Data excerpts:
====
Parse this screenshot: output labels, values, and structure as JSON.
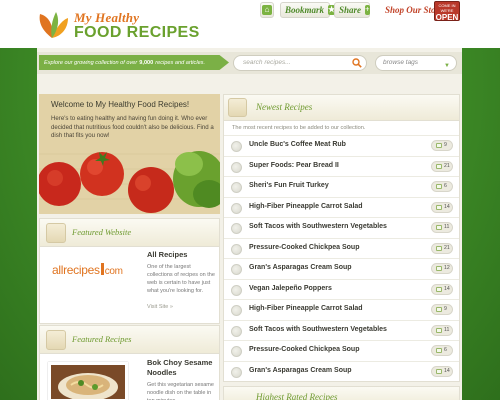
{
  "header": {
    "logo_line1": "My Healthy",
    "logo_line2": "FOOD RECIPES",
    "home_icon": "home-icon",
    "bookmark_label": "Bookmark",
    "share_label": "Share",
    "shop_label": "Shop Our Store",
    "open_sign_top": "COME IN WE'RE",
    "open_sign_main": "OPEN"
  },
  "search_strip": {
    "tagline_before": "Explore our growing collection of over",
    "tagline_count": "9,000",
    "tagline_after": "recipes and articles.",
    "search_placeholder": "search recipes...",
    "browse_label": "browse tags"
  },
  "welcome": {
    "title": "Welcome to My Healthy Food Recipes!",
    "text": "Here's to eating healthy and having fun doing it. Who ever decided that nutritious food couldn't also be delicious. Find a dish that fits you now!"
  },
  "featured_website": {
    "heading": "Featured Website",
    "logo_text_a": "allrecipes",
    "logo_text_b": "com",
    "name": "All Recipes",
    "description": "One of the largest collections of recipes on the web is certain to have just what you're looking for.",
    "link": "Visit Site »"
  },
  "featured_recipes": {
    "heading": "Featured Recipes",
    "name": "Bok Choy Sesame Noodles",
    "description": "Get this vegetarian sesame noodle dish on the table in ten minutes"
  },
  "newest_recipes": {
    "heading": "Newest Recipes",
    "subtitle": "The most recent recipes to be added to our collection.",
    "items": [
      {
        "name": "Uncle Buc's Coffee Meat Rub",
        "count": "9"
      },
      {
        "name": "Super Foods: Pear Bread II",
        "count": "21"
      },
      {
        "name": "Sheri's Fun Fruit Turkey",
        "count": "6"
      },
      {
        "name": "High-Fiber Pineapple Carrot Salad",
        "count": "14"
      },
      {
        "name": "Soft Tacos with Southwestern Vegetables",
        "count": "11"
      },
      {
        "name": "Pressure-Cooked Chickpea Soup",
        "count": "21"
      },
      {
        "name": "Gran's Asparagas Cream Soup",
        "count": "12"
      },
      {
        "name": "Vegan Jalepeño Poppers",
        "count": "14"
      },
      {
        "name": "High-Fiber Pineapple Carrot Salad",
        "count": "9"
      },
      {
        "name": "Soft Tacos with Southwestern Vegetables",
        "count": "11"
      },
      {
        "name": "Pressure-Cooked Chickpea Soup",
        "count": "6"
      },
      {
        "name": "Gran's Asparagas Cream Soup",
        "count": "14"
      }
    ]
  },
  "highest_rated": {
    "heading": "Highest Rated Recipes"
  },
  "colors": {
    "brand_green": "#6aa12e",
    "brand_orange": "#e07420",
    "background_green": "#3d8a26",
    "panel_cream": "#f3f1e8"
  }
}
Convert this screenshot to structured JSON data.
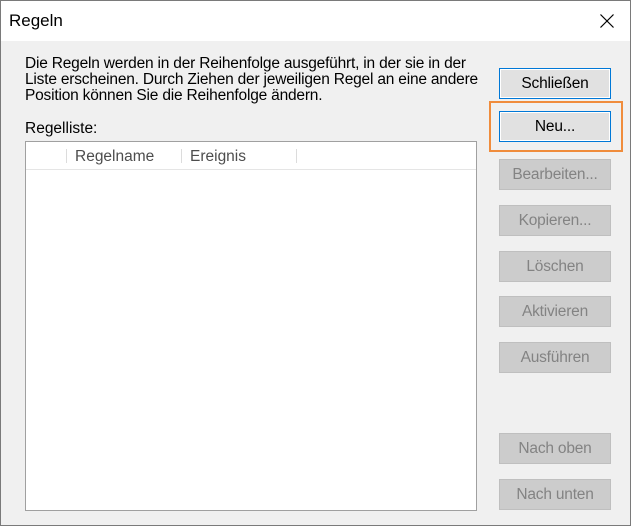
{
  "window": {
    "title": "Regeln"
  },
  "icons": {
    "close": "close-icon"
  },
  "description": "Die Regeln werden in der Reihenfolge ausgeführt, in der sie in der Liste erscheinen. Durch Ziehen der jeweiligen Regel an eine andere Position können Sie die Reihenfolge ändern.",
  "list": {
    "label": "Regelliste:",
    "columns": [
      "Regelname",
      "Ereignis"
    ],
    "rows": []
  },
  "buttons": {
    "close": "Schließen",
    "new": "Neu...",
    "edit": "Bearbeiten...",
    "copy": "Kopieren...",
    "delete": "Löschen",
    "activate": "Aktivieren",
    "run": "Ausführen",
    "move_up": "Nach oben",
    "move_down": "Nach unten"
  },
  "colors": {
    "focus_highlight": "#f08c3c",
    "default_button_border": "#0078d7",
    "disabled_text": "#838383"
  }
}
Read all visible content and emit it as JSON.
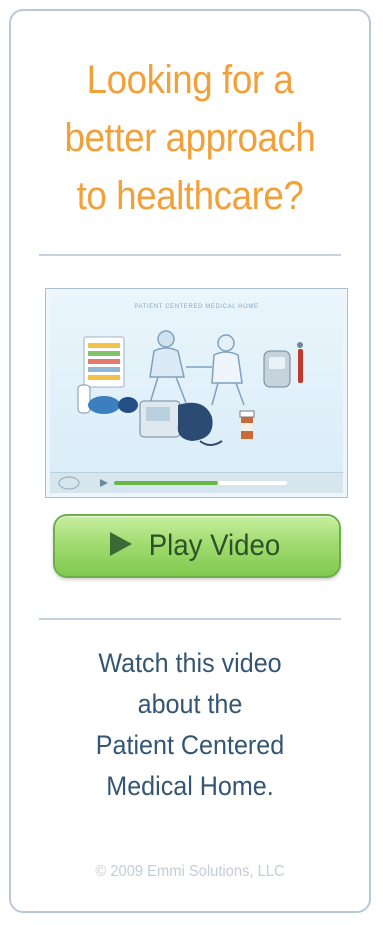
{
  "headline": {
    "line1": "Looking for a",
    "line2": "better approach",
    "line3": "to healthcare?"
  },
  "video": {
    "caption": "PATIENT CENTERED MEDICAL HOME",
    "progress": 0.6,
    "thumbnail_icons": [
      "health-chart-icon",
      "doctor-patient-icon",
      "glucose-meter-icon",
      "blood-pressure-monitor-icon",
      "pill-bottle-icon",
      "inhaler-icon"
    ]
  },
  "play_button": {
    "label": "Play Video",
    "icon": "play-icon"
  },
  "description": {
    "line1": "Watch this video",
    "line2": "about the",
    "line3": "Patient Centered",
    "line4": "Medical Home."
  },
  "footer": {
    "copyright": "© 2009 Emmi Solutions, LLC"
  },
  "colors": {
    "headline": "#f2a13a",
    "description": "#355673",
    "button_green": "#8fd05c",
    "border": "#b9c8d8"
  }
}
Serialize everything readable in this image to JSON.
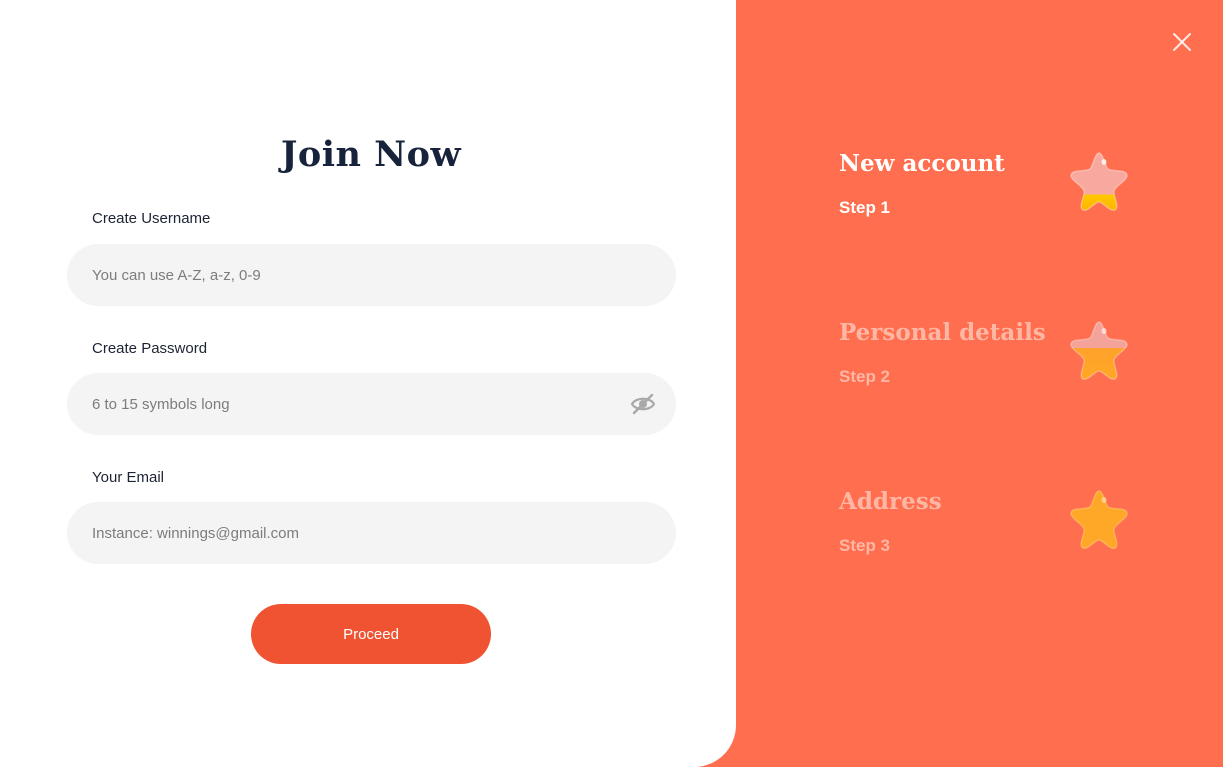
{
  "form": {
    "title": "Join Now",
    "username": {
      "label": "Create Username",
      "placeholder": "You can use A-Z, a-z, 0-9",
      "value": ""
    },
    "password": {
      "label": "Create Password",
      "placeholder": "6 to 15 symbols long",
      "value": "",
      "toggle_icon": "eye-hidden-icon"
    },
    "email": {
      "label": "Your Email",
      "placeholder": "Instance: winnings@gmail.com",
      "value": ""
    },
    "submit_label": "Proceed"
  },
  "steps": [
    {
      "title": "New account",
      "subtitle": "Step 1",
      "state": "active",
      "icon": "star-icon"
    },
    {
      "title": "Personal details",
      "subtitle": "Step 2",
      "state": "inactive",
      "icon": "star-icon"
    },
    {
      "title": "Address",
      "subtitle": "Step 3",
      "state": "inactive",
      "icon": "star-icon"
    }
  ],
  "close_icon": "close-icon",
  "colors": {
    "accent_panel": "#ff6e4e",
    "button": "#f05331",
    "title_text": "#17233b",
    "input_bg": "#f4f4f4",
    "star_fill": "#ffa726",
    "star_pink": "#f4a39a"
  }
}
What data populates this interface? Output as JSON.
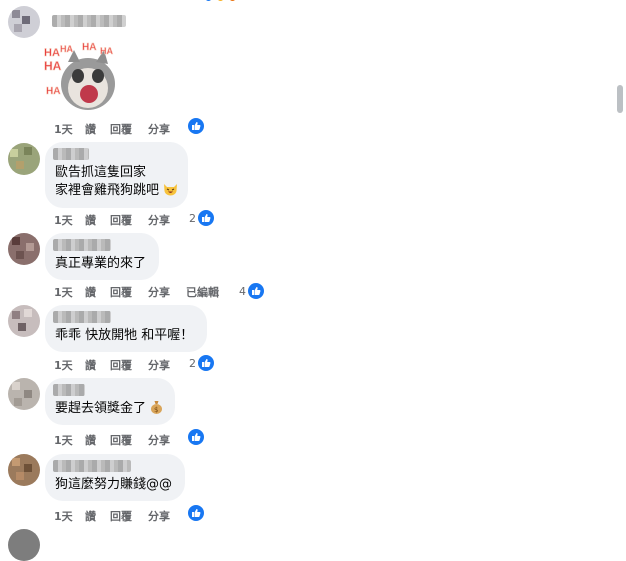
{
  "comments": [
    {
      "sticker": {
        "text": "HAHA",
        "colors": {
          "text": "#e8383a",
          "outline": "#f6c8b6"
        }
      },
      "actions": {
        "time": "1天",
        "like": "讚",
        "reply": "回覆",
        "share": "分享"
      },
      "reactions": null
    },
    {
      "lines": [
        "歐告抓這隻回家",
        "家裡會雞飛狗跳吧"
      ],
      "emoji": "laughing-cat-face",
      "actions": {
        "time": "1天",
        "like": "讚",
        "reply": "回覆",
        "share": "分享"
      },
      "reactions": "2"
    },
    {
      "lines": [
        "真正專業的來了"
      ],
      "actions": {
        "time": "1天",
        "like": "讚",
        "reply": "回覆",
        "share": "分享",
        "edited": "已編輯"
      },
      "reactions": "4"
    },
    {
      "lines": [
        "乖乖 快放開牠 和平喔！"
      ],
      "actions": {
        "time": "1天",
        "like": "讚",
        "reply": "回覆",
        "share": "分享"
      },
      "reactions": "2"
    },
    {
      "lines": [
        "要趕去領獎金了"
      ],
      "emoji": "money-bag",
      "actions": {
        "time": "1天",
        "like": "讚",
        "reply": "回覆",
        "share": "分享"
      },
      "reactions": null
    },
    {
      "lines": [
        "狗這麼努力賺錢@@"
      ],
      "actions": {
        "time": "1天",
        "like": "讚",
        "reply": "回覆",
        "share": "分享"
      },
      "reactions": null
    }
  ],
  "icons": {
    "like": "thumbs-up-icon"
  },
  "colors": {
    "accent": "#1877f2",
    "bubble": "#f0f2f5",
    "meta": "#65676b"
  }
}
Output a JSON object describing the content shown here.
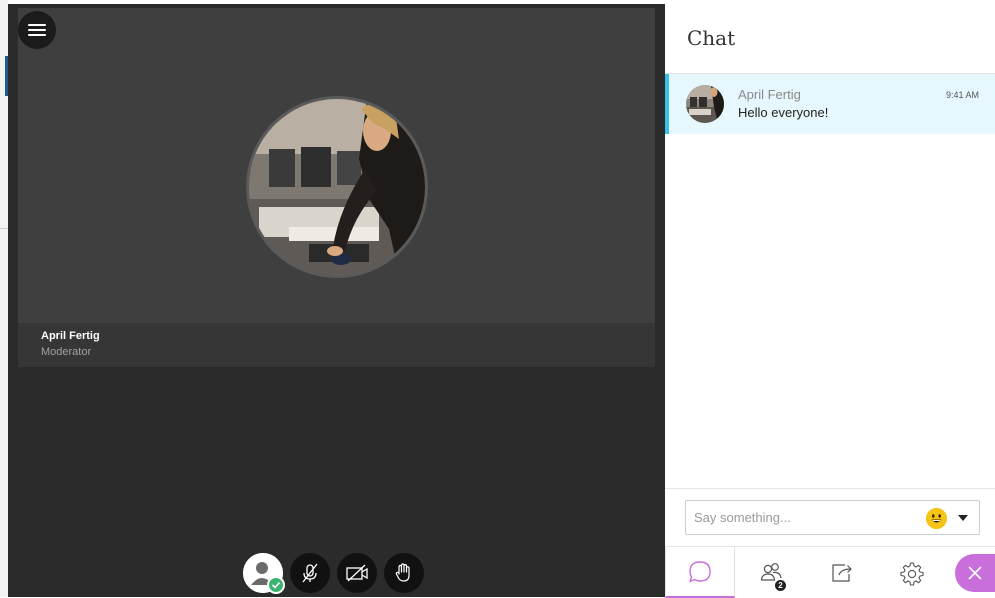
{
  "session": {
    "menu_icon": "hamburger-menu-icon",
    "tile": {
      "name": "April Fertig",
      "role": "Moderator"
    },
    "controls": [
      {
        "name": "my-status-button",
        "icon": "user-status-icon"
      },
      {
        "name": "microphone-button",
        "icon": "microphone-off-icon"
      },
      {
        "name": "camera-button",
        "icon": "camera-off-icon"
      },
      {
        "name": "raise-hand-button",
        "icon": "hand-icon"
      }
    ]
  },
  "chat": {
    "title": "Chat",
    "messages": [
      {
        "author": "April Fertig",
        "time": "9:41 AM",
        "text": "Hello everyone!"
      }
    ],
    "compose": {
      "placeholder": "Say something..."
    }
  },
  "tabs": [
    {
      "name": "chat",
      "icon": "chat-bubble-icon",
      "active": true
    },
    {
      "name": "attendees",
      "icon": "attendees-icon",
      "badge": "2"
    },
    {
      "name": "share-content",
      "icon": "share-icon"
    },
    {
      "name": "settings",
      "icon": "gear-icon"
    },
    {
      "name": "close-panel",
      "icon": "close-icon"
    }
  ],
  "colors": {
    "accent": "#c86fdc",
    "message_highlight": "#e6f8fd",
    "message_border": "#33c3e8",
    "status_ok": "#3cb371"
  }
}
====
§ AIM OF THE EXERCISE
Of the lines in this listing, how many contain "hand"? Reply with the number and nothing more.

§ TASK OUTPUT
2